● The task
Return all of the data exactly as given.
#### Listed records
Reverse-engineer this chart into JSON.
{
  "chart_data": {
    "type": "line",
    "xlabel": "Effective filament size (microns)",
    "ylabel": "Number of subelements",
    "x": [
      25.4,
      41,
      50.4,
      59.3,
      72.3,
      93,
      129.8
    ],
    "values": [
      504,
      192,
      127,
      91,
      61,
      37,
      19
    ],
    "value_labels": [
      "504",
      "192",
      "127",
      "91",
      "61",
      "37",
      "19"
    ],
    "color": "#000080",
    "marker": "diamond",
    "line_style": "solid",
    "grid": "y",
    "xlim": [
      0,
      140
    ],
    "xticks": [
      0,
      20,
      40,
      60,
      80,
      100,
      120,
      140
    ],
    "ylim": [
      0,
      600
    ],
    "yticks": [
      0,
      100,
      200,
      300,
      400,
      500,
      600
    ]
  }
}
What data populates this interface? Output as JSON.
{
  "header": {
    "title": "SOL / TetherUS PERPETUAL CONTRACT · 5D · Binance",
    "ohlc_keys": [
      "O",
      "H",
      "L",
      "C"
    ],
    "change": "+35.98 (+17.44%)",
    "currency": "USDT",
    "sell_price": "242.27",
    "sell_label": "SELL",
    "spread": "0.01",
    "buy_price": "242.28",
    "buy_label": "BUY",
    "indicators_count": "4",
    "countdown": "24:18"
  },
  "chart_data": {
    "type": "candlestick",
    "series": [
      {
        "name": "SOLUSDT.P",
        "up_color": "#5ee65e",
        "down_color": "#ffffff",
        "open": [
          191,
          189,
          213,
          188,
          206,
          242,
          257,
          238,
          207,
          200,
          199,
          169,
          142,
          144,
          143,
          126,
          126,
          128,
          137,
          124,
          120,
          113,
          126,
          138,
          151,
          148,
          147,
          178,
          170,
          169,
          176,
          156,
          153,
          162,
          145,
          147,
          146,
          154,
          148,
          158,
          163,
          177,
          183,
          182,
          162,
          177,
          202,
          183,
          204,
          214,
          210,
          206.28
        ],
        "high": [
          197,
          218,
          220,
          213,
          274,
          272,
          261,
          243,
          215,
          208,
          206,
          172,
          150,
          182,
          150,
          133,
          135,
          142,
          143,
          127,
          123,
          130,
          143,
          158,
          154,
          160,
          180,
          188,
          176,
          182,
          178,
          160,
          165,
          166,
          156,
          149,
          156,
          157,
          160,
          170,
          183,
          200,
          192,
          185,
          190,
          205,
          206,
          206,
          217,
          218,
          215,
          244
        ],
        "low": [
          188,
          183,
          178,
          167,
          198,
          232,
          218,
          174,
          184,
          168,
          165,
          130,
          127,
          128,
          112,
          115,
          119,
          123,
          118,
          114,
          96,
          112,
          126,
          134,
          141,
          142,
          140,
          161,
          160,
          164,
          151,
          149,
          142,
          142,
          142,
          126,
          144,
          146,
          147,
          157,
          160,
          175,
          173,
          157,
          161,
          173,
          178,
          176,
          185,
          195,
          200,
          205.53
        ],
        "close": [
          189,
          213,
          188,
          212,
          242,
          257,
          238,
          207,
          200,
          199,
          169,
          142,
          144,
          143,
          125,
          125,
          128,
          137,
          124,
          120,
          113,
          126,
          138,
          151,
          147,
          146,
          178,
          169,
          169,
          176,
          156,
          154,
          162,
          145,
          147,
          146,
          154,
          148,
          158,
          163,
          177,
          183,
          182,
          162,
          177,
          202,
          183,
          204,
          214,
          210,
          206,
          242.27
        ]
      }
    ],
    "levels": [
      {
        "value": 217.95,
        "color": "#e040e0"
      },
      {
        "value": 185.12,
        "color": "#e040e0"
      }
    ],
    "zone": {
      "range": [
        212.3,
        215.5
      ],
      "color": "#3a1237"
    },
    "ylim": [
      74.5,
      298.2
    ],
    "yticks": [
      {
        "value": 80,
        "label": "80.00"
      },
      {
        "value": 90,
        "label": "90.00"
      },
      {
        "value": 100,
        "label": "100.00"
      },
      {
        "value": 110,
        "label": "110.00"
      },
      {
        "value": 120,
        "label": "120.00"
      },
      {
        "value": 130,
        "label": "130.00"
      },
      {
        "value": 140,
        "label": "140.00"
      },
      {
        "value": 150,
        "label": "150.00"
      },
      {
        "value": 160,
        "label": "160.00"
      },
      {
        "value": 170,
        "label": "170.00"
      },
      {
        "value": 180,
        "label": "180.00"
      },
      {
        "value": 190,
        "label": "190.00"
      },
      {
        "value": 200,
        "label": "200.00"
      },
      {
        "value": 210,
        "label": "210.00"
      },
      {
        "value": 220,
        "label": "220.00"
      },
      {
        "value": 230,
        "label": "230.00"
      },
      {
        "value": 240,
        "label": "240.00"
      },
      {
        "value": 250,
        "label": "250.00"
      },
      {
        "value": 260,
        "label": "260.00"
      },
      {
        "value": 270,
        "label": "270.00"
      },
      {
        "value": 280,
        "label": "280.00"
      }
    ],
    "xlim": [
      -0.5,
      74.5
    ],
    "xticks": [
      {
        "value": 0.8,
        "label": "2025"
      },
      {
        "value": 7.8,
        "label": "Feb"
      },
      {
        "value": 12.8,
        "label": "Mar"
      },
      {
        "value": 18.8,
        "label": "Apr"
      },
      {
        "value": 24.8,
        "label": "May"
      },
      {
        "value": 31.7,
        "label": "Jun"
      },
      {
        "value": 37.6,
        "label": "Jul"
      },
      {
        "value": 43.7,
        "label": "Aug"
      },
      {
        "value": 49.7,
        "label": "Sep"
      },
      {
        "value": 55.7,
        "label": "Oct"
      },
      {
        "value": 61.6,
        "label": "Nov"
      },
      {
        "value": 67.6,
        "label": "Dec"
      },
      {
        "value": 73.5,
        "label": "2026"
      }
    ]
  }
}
########
● Problem solution
Reverse-engineer this chart into JSON.
{
  "chart_data": {
    "type": "line",
    "xlabel": "Effective filament size (microns)",
    "ylabel": "Number of subelements",
    "x": [
      25.4,
      41,
      50.4,
      59.3,
      72.3,
      93,
      129.8
    ],
    "values": [
      504,
      192,
      127,
      91,
      61,
      37,
      19
    ],
    "value_labels": [
      "504",
      "192",
      "127",
      "91",
      "61",
      "37",
      "19"
    ],
    "color": "#000080",
    "marker": "diamond",
    "line_style": "solid",
    "grid": "y",
    "xlim": [
      0,
      140
    ],
    "xticks": [
      0,
      20,
      40,
      60,
      80,
      100,
      120,
      140
    ],
    "ylim": [
      0,
      600
    ],
    "yticks": [
      0,
      100,
      200,
      300,
      400,
      500,
      600
    ]
  }
}
What data populates this interface? Output as JSON.
{
  "header": {
    "title": "SOL / TetherUS PERPETUAL CONTRACT · 5D · Binance",
    "ohlc_keys": [
      "O",
      "H",
      "L",
      "C"
    ],
    "change": "+35.98 (+17.44%)",
    "currency": "USDT",
    "sell_price": "242.27",
    "sell_label": "SELL",
    "spread": "0.01",
    "buy_price": "242.28",
    "buy_label": "BUY",
    "indicators_count": "4",
    "countdown": "24:18"
  },
  "chart_data": {
    "type": "candlestick",
    "series": [
      {
        "name": "SOLUSDT.P",
        "up_color": "#5ee65e",
        "down_color": "#ffffff",
        "open": [
          191,
          189,
          213,
          188,
          206,
          242,
          257,
          238,
          207,
          200,
          199,
          169,
          142,
          144,
          143,
          126,
          126,
          128,
          137,
          124,
          120,
          113,
          126,
          138,
          151,
          148,
          147,
          178,
          170,
          169,
          176,
          156,
          153,
          162,
          145,
          147,
          146,
          154,
          148,
          158,
          163,
          177,
          183,
          182,
          162,
          177,
          202,
          183,
          204,
          214,
          210,
          206.28
        ],
        "high": [
          197,
          218,
          220,
          213,
          274,
          272,
          261,
          243,
          215,
          208,
          206,
          172,
          150,
          182,
          150,
          133,
          135,
          142,
          143,
          127,
          123,
          130,
          143,
          158,
          154,
          160,
          180,
          188,
          176,
          182,
          178,
          160,
          165,
          166,
          156,
          149,
          156,
          157,
          160,
          170,
          183,
          200,
          192,
          185,
          190,
          205,
          206,
          206,
          217,
          218,
          215,
          244
        ],
        "low": [
          188,
          183,
          178,
          167,
          198,
          232,
          218,
          174,
          184,
          168,
          165,
          130,
          127,
          128,
          112,
          115,
          119,
          123,
          118,
          114,
          96,
          112,
          126,
          134,
          141,
          142,
          140,
          161,
          160,
          164,
          151,
          149,
          142,
          142,
          142,
          126,
          144,
          146,
          147,
          157,
          160,
          175,
          173,
          157,
          161,
          173,
          178,
          176,
          185,
          195,
          200,
          205.53
        ],
        "close": [
          189,
          213,
          188,
          212,
          242,
          257,
          238,
          207,
          200,
          199,
          169,
          142,
          144,
          143,
          125,
          125,
          128,
          137,
          124,
          120,
          113,
          126,
          138,
          151,
          147,
          146,
          178,
          169,
          169,
          176,
          156,
          154,
          162,
          145,
          147,
          146,
          154,
          148,
          158,
          163,
          177,
          183,
          182,
          162,
          177,
          202,
          183,
          204,
          214,
          210,
          206,
          242.27
        ]
      }
    ],
    "levels": [
      {
        "value": 217.95,
        "color": "#e040e0"
      },
      {
        "value": 185.12,
        "color": "#e040e0"
      }
    ],
    "zone": {
      "range": [
        212.3,
        215.5
      ],
      "color": "#3a1237"
    },
    "ylim": [
      74.5,
      298.2
    ],
    "yticks": [
      {
        "value": 80,
        "label": "80.00"
      },
      {
        "value": 90,
        "label": "90.00"
      },
      {
        "value": 100,
        "label": "100.00"
      },
      {
        "value": 110,
        "label": "110.00"
      },
      {
        "value": 120,
        "label": "120.00"
      },
      {
        "value": 130,
        "label": "130.00"
      },
      {
        "value": 140,
        "label": "140.00"
      },
      {
        "value": 150,
        "label": "150.00"
      },
      {
        "value": 160,
        "label": "160.00"
      },
      {
        "value": 170,
        "label": "170.00"
      },
      {
        "value": 180,
        "label": "180.00"
      },
      {
        "value": 190,
        "label": "190.00"
      },
      {
        "value": 200,
        "label": "200.00"
      },
      {
        "value": 210,
        "label": "210.00"
      },
      {
        "value": 220,
        "label": "220.00"
      },
      {
        "value": 230,
        "label": "230.00"
      },
      {
        "value": 240,
        "label": "240.00"
      },
      {
        "value": 250,
        "label": "250.00"
      },
      {
        "value": 260,
        "label": "260.00"
      },
      {
        "value": 270,
        "label": "270.00"
      },
      {
        "value": 280,
        "label": "280.00"
      }
    ],
    "xlim": [
      -0.5,
      74.5
    ],
    "xticks": [
      {
        "value": 0.8,
        "label": "2025"
      },
      {
        "value": 7.8,
        "label": "Feb"
      },
      {
        "value": 12.8,
        "label": "Mar"
      },
      {
        "value": 18.8,
        "label": "Apr"
      },
      {
        "value": 24.8,
        "label": "May"
      },
      {
        "value": 31.7,
        "label": "Jun"
      },
      {
        "value": 37.6,
        "label": "Jul"
      },
      {
        "value": 43.7,
        "label": "Aug"
      },
      {
        "value": 49.7,
        "label": "Sep"
      },
      {
        "value": 55.7,
        "label": "Oct"
      },
      {
        "value": 61.6,
        "label": "Nov"
      },
      {
        "value": 67.6,
        "label": "Dec"
      },
      {
        "value": 73.5,
        "label": "2026"
      }
    ]
  }
}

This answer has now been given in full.